* **Problem to work on**:
Make an exact copy of the lines below.
───── The input ─────
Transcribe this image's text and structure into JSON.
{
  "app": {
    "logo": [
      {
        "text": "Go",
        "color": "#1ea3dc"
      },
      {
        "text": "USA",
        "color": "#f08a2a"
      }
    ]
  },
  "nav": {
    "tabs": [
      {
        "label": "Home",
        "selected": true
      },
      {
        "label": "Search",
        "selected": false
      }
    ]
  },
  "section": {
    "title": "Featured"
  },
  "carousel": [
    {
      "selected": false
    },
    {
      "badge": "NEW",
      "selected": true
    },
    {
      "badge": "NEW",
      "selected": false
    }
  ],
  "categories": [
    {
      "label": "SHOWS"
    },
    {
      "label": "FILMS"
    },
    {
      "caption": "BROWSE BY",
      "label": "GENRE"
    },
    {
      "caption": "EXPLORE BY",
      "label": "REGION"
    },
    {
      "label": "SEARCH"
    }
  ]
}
─────
* **Worked solution**:
Transcribe this image's text and structure into JSON.
{
  "app": {
    "logo": [
      {
        "text": "Go",
        "color": "#1ea3dc"
      },
      {
        "text": "USA",
        "color": "#f08a2a"
      }
    ]
  },
  "nav": {
    "tabs": [
      {
        "label": "Home",
        "selected": true
      },
      {
        "label": "Search",
        "selected": false
      }
    ]
  },
  "section": {
    "title": "Featured"
  },
  "carousel": [
    {
      "selected": false
    },
    {
      "badge": "NEW",
      "selected": true
    },
    {
      "badge": "NEW",
      "selected": false
    }
  ],
  "categories": [
    {
      "label": "SHOWS"
    },
    {
      "label": "FILMS"
    },
    {
      "caption": "BROWSE BY",
      "label": "GENRE"
    },
    {
      "caption": "EXPLORE BY",
      "label": "REGION"
    },
    {
      "label": "SEARCH"
    }
  ]
}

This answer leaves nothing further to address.